**Your task**
The required output is a single number: how many lines of the material contain the string "JSON".

**Supplied entries**
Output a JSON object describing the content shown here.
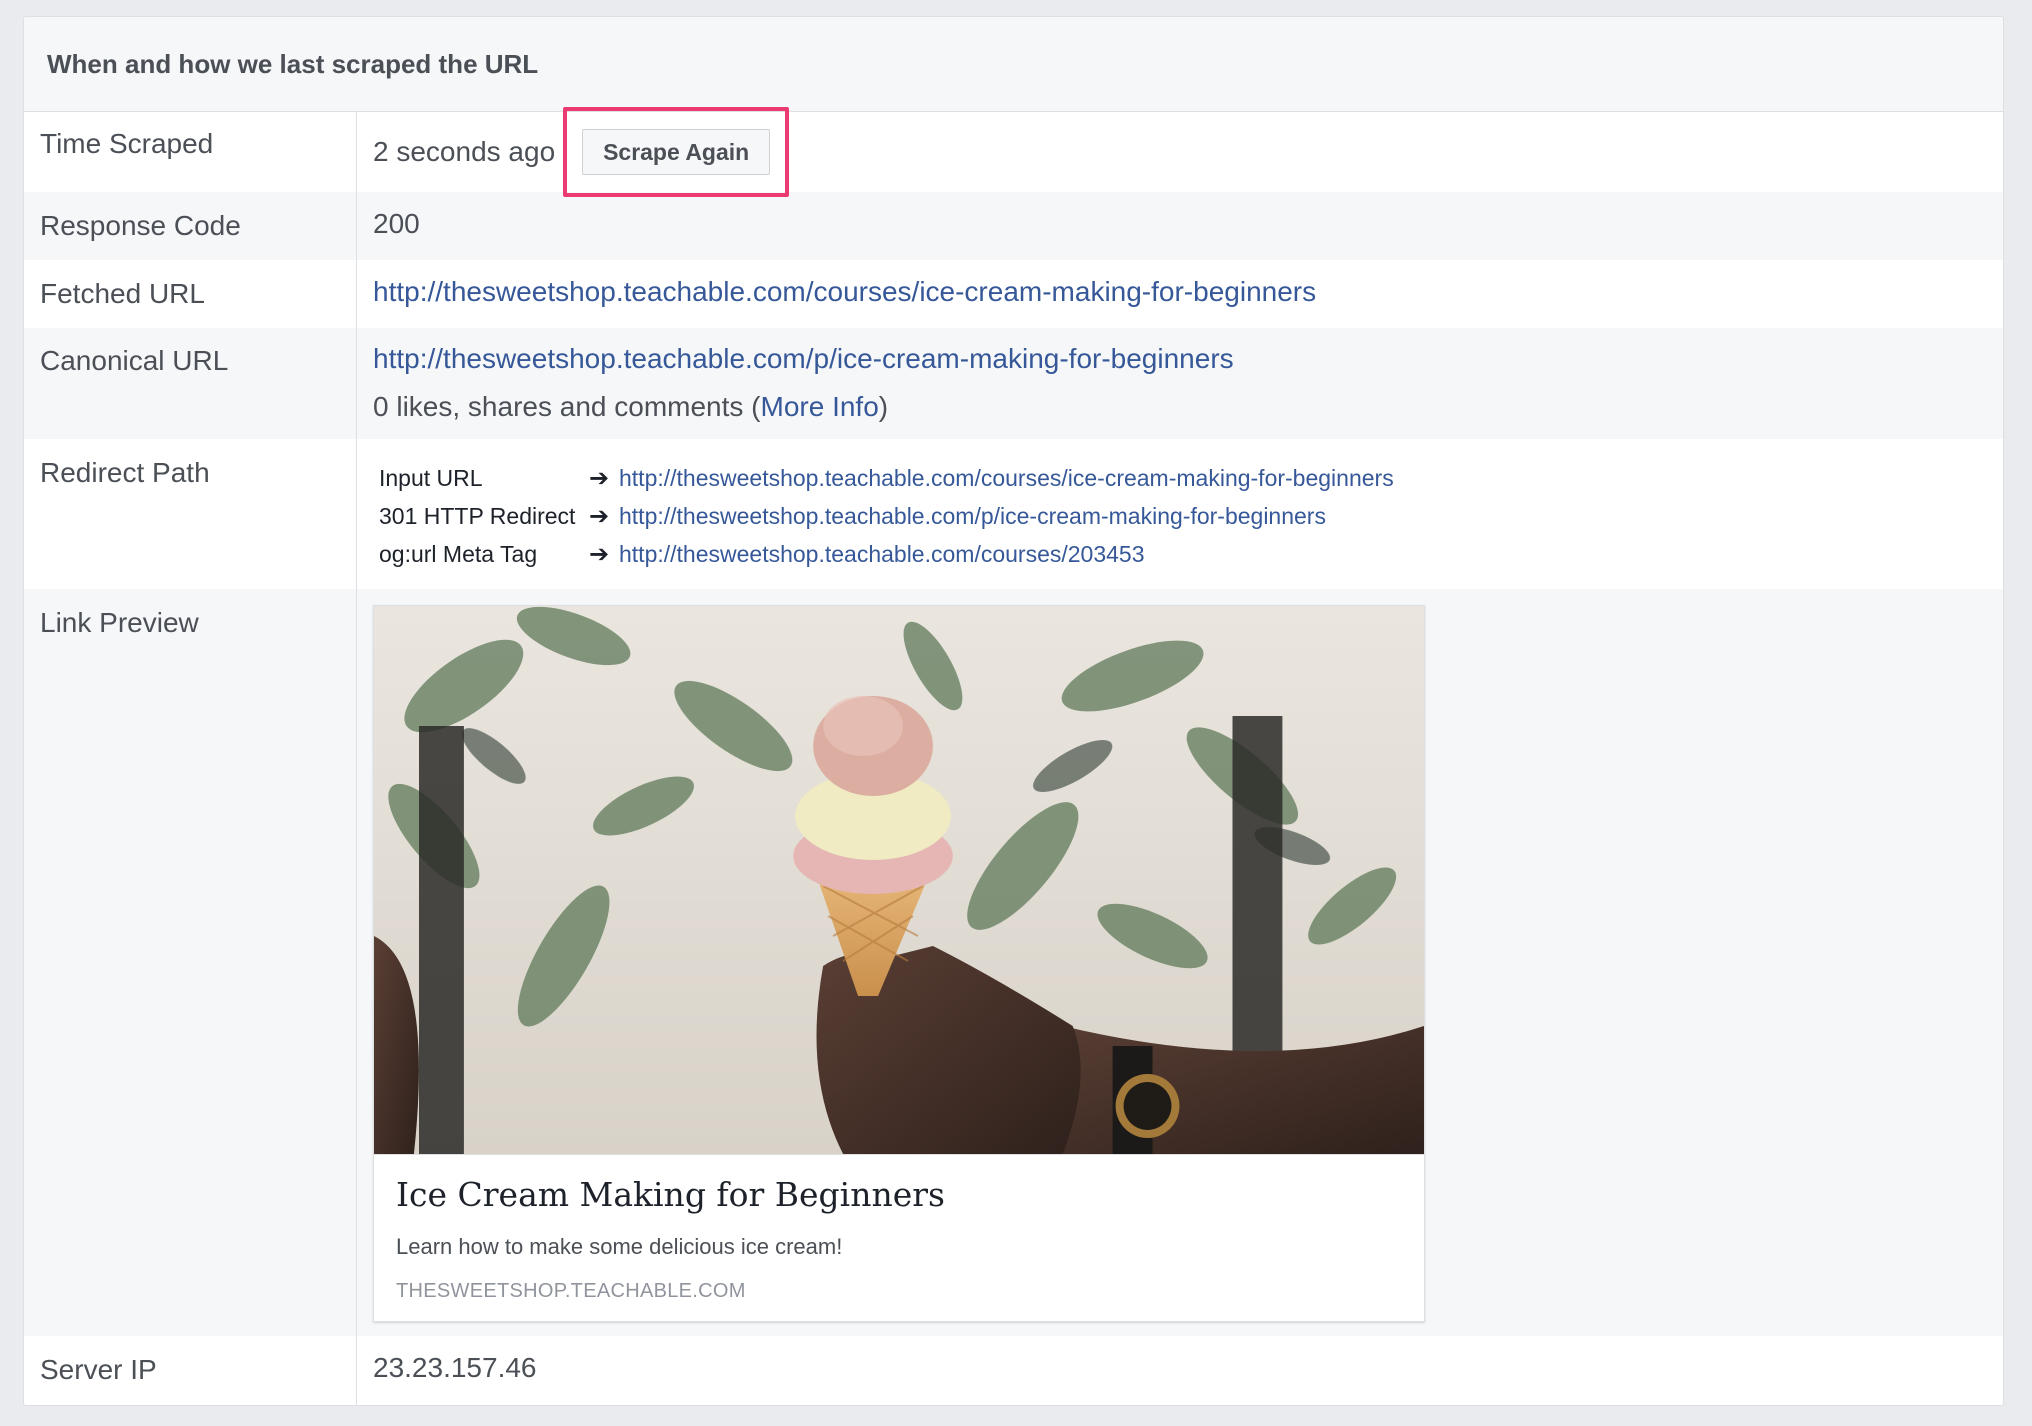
{
  "header": {
    "title": "When and how we last scraped the URL"
  },
  "rows": {
    "time_scraped": {
      "label": "Time Scraped",
      "value": "2 seconds ago",
      "button": "Scrape Again"
    },
    "response_code": {
      "label": "Response Code",
      "value": "200"
    },
    "fetched_url": {
      "label": "Fetched URL",
      "value": "http://thesweetshop.teachable.com/courses/ice-cream-making-for-beginners"
    },
    "canonical_url": {
      "label": "Canonical URL",
      "value": "http://thesweetshop.teachable.com/p/ice-cream-making-for-beginners",
      "engagement_prefix": "0 likes, shares and comments (",
      "more_info": "More Info",
      "engagement_suffix": ")"
    },
    "redirect_path": {
      "label": "Redirect Path",
      "items": [
        {
          "type": "Input URL",
          "url": "http://thesweetshop.teachable.com/courses/ice-cream-making-for-beginners"
        },
        {
          "type": "301 HTTP Redirect",
          "url": "http://thesweetshop.teachable.com/p/ice-cream-making-for-beginners"
        },
        {
          "type": "og:url Meta Tag",
          "url": "http://thesweetshop.teachable.com/courses/203453"
        }
      ],
      "arrow": "➔"
    },
    "link_preview": {
      "label": "Link Preview",
      "title": "Ice Cream Making for Beginners",
      "description": "Learn how to make some delicious ice cream!",
      "domain": "THESWEETSHOP.TEACHABLE.COM"
    },
    "server_ip": {
      "label": "Server IP",
      "value": "23.23.157.46"
    }
  },
  "colors": {
    "link": "#365899",
    "highlight": "#ec3b73",
    "background": "#e9ebee",
    "alt_row": "#f6f7f9"
  }
}
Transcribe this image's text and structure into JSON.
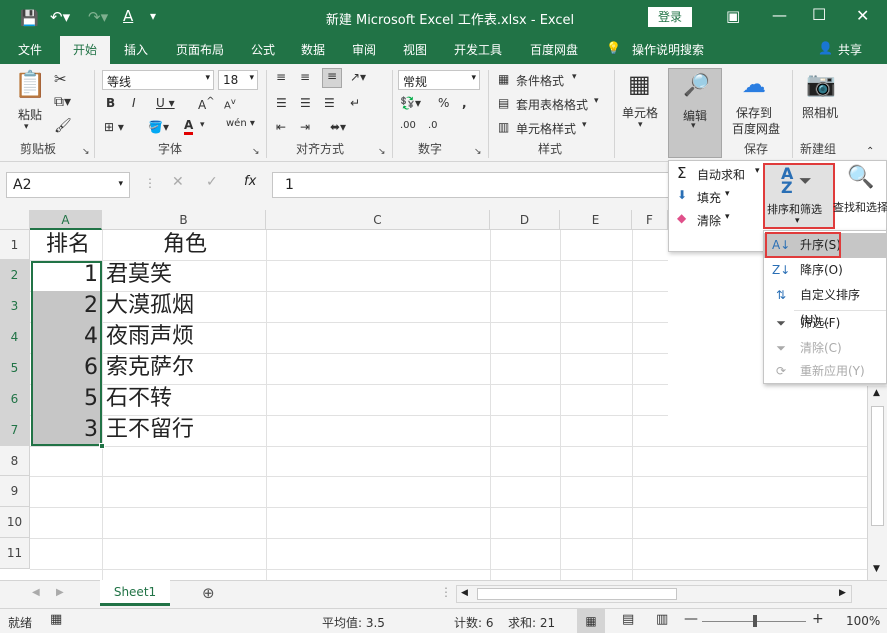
{
  "titlebar": {
    "title": "新建 Microsoft Excel 工作表.xlsx  -  Excel",
    "login": "登录"
  },
  "tabs": [
    "文件",
    "开始",
    "插入",
    "页面布局",
    "公式",
    "数据",
    "审阅",
    "视图",
    "开发工具",
    "百度网盘"
  ],
  "tell_me": "操作说明搜索",
  "share": "共享",
  "ribbon": {
    "paste": "粘贴",
    "clipboard": "剪贴板",
    "font_name": "等线",
    "font_size": "18",
    "font_group": "字体",
    "align_group": "对齐方式",
    "number_format": "常规",
    "number_group": "数字",
    "cond_format": "条件格式",
    "table_format": "套用表格格式",
    "cell_style": "单元格样式",
    "styles_group": "样式",
    "cells": "单元格",
    "edit": "编辑",
    "save_to": "保存到",
    "baidu_disk": "百度网盘",
    "save_group": "保存",
    "camera": "照相机",
    "new_group": "新建组"
  },
  "formula": {
    "namebox": "A2",
    "value": "1"
  },
  "columns": [
    "A",
    "B",
    "C",
    "D",
    "E",
    "F"
  ],
  "rows": [
    "1",
    "2",
    "3",
    "4",
    "5",
    "6",
    "7",
    "8",
    "9",
    "10",
    "11"
  ],
  "cells": {
    "header": [
      "排名",
      "角色"
    ],
    "data": [
      [
        "1",
        "君莫笑"
      ],
      [
        "2",
        "大漠孤烟"
      ],
      [
        "4",
        "夜雨声烦"
      ],
      [
        "6",
        "索克萨尔"
      ],
      [
        "5",
        "石不转"
      ],
      [
        "3",
        "王不留行"
      ]
    ]
  },
  "edit_panel": {
    "autosum": "自动求和",
    "fill": "填充",
    "clear": "清除",
    "sort_filter": "排序和筛选",
    "find_select": "查找和选择"
  },
  "sort_menu": {
    "asc": "升序(S)",
    "desc": "降序(O)",
    "custom": "自定义排序(U)...",
    "filter": "筛选(F)",
    "clear": "清除(C)",
    "reapply": "重新应用(Y)"
  },
  "sheet": {
    "tab": "Sheet1"
  },
  "status": {
    "ready": "就绪",
    "average": "平均值: 3.5",
    "count": "计数: 6",
    "sum": "求和: 21",
    "zoom": "100%"
  },
  "colors": {
    "accent": "#217346",
    "highlight": "#e03b3b",
    "selection": "#c6c6c6"
  }
}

**Result for this exercise**
2